**To do**. Sift the listing for lines that hold the string "structured" and pull them out.

**Exercise data**.
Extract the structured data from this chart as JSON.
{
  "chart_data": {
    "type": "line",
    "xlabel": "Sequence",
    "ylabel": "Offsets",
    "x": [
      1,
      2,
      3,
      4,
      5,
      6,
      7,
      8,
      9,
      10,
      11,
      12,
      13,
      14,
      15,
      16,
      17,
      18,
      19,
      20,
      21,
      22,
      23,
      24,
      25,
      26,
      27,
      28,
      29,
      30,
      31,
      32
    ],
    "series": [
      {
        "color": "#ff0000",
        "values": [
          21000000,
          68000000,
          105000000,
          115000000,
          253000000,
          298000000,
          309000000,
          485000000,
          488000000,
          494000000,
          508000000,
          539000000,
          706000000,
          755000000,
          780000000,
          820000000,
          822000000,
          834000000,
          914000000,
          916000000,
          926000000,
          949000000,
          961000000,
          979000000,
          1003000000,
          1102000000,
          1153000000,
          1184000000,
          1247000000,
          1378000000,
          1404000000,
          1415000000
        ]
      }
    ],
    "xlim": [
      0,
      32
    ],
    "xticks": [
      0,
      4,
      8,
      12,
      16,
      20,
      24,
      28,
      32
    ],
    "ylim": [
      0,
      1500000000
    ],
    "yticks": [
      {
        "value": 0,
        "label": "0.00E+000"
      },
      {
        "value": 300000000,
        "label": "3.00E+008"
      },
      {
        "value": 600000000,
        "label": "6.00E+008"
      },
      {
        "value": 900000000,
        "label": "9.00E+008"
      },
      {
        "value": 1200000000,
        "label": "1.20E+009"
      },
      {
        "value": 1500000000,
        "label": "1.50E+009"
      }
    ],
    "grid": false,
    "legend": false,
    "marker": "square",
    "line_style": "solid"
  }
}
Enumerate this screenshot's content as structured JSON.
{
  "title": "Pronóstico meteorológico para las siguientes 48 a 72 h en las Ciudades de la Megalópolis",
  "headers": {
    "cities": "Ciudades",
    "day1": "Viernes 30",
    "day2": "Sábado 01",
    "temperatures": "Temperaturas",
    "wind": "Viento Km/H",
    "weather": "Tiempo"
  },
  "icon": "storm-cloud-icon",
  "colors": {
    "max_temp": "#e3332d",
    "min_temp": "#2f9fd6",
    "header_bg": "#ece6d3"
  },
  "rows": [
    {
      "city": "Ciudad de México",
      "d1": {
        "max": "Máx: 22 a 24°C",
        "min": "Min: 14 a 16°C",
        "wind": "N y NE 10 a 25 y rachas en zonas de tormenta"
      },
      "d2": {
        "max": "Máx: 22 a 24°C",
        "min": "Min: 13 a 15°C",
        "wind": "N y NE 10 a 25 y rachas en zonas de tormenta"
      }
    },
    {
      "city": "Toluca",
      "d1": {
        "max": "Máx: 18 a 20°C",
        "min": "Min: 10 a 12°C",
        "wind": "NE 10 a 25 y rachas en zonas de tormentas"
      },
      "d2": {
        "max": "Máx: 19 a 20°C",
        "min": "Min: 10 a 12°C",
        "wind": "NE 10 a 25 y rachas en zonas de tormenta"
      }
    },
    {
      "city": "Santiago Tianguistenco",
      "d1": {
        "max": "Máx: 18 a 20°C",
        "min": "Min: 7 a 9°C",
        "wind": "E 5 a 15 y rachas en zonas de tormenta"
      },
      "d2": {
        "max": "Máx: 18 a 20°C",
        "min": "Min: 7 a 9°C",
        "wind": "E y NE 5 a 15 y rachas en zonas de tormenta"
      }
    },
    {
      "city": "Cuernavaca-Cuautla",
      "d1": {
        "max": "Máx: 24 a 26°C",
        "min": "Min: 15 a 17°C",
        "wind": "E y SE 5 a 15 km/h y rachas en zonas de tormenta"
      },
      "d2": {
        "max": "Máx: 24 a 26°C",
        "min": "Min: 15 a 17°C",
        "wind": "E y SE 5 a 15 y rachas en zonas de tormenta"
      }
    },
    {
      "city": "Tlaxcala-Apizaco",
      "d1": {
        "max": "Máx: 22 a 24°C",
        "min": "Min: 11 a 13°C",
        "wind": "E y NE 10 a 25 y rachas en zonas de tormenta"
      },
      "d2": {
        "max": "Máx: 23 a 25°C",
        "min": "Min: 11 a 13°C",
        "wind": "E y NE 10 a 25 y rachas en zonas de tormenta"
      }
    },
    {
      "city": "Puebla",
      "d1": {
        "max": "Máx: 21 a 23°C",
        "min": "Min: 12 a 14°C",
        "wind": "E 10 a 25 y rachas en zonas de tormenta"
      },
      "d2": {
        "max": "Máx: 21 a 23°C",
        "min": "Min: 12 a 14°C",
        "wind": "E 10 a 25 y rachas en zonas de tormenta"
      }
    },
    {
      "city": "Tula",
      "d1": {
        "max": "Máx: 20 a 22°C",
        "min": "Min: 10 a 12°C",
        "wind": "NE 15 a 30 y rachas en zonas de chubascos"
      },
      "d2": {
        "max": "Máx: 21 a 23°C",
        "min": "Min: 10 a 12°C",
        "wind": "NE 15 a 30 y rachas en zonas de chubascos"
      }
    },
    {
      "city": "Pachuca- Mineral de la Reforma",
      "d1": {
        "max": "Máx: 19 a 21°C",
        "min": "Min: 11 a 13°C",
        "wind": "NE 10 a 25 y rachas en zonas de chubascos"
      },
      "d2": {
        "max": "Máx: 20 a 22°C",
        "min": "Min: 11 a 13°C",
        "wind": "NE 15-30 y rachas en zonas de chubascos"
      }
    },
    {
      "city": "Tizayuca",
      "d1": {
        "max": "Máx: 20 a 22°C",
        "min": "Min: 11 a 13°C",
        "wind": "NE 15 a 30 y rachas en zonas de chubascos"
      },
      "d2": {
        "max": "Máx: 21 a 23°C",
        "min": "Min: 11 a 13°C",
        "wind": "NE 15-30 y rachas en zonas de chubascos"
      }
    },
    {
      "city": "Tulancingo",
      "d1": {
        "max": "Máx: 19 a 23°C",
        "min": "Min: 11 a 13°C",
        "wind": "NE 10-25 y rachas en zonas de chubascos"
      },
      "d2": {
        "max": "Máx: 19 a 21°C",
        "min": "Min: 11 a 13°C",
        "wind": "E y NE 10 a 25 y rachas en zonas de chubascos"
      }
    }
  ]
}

**Problem solution**.
Extract the structured data from this chart as JSON.
Enumerate this screenshot's content as structured JSON.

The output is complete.